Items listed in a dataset

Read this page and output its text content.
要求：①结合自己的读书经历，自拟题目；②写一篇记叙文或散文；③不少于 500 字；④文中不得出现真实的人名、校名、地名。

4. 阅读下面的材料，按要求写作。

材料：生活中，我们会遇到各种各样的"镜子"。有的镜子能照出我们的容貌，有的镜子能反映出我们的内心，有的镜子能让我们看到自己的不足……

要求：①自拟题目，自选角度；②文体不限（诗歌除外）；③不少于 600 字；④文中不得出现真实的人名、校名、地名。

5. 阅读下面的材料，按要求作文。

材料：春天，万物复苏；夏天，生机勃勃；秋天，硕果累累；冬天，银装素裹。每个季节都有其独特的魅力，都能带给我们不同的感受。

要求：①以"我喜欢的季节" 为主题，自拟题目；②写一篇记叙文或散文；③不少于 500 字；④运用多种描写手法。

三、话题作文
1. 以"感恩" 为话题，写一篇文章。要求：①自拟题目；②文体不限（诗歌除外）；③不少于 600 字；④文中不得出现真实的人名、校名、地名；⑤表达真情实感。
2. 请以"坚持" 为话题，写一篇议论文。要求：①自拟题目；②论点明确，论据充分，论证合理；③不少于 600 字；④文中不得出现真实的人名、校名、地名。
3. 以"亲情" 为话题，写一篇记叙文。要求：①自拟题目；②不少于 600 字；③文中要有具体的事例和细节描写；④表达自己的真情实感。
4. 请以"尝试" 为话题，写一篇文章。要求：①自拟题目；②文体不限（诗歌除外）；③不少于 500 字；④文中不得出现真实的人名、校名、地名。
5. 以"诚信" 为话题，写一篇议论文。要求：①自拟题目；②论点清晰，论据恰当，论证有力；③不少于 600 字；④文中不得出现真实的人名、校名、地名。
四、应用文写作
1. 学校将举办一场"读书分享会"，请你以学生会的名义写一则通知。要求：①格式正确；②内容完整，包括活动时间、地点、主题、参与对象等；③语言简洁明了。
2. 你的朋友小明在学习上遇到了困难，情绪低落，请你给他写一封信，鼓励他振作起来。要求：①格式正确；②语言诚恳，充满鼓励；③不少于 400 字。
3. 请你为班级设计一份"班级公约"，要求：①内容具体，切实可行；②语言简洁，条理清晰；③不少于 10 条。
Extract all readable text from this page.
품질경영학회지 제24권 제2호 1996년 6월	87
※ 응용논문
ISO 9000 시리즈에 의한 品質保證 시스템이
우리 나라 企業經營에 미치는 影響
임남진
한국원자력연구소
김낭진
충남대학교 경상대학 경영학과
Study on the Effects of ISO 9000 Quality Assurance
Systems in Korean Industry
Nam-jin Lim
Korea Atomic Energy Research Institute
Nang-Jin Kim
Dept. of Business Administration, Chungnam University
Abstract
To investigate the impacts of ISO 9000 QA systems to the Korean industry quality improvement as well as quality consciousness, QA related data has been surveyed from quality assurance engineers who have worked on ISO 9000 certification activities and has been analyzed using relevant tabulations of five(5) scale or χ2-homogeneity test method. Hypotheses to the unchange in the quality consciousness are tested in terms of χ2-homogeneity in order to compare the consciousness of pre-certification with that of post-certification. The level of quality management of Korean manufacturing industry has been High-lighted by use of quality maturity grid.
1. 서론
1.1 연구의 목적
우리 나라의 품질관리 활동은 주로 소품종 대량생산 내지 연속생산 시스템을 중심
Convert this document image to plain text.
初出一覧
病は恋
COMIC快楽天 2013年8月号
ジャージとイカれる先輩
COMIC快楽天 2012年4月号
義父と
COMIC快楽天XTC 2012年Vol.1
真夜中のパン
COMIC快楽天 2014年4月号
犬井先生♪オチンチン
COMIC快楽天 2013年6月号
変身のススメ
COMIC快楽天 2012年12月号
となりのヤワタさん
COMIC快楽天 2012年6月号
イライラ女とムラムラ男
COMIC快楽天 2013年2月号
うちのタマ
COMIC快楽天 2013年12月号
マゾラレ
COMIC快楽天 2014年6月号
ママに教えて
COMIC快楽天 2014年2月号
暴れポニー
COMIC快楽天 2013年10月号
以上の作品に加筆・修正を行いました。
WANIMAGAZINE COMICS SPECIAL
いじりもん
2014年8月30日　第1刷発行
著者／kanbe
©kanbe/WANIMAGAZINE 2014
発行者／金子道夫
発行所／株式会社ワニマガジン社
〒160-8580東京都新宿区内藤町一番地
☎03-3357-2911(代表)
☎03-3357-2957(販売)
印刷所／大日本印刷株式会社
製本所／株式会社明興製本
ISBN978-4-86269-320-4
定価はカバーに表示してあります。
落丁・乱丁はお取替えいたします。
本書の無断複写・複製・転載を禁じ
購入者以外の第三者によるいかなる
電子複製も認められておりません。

▸ Written problem:
Lines that hold the word "text" are the ones to return, every one of them.

▸ Task solution:
Read this page and output its text content.
Extract all readable text from this page.
Convert this document image to plain text.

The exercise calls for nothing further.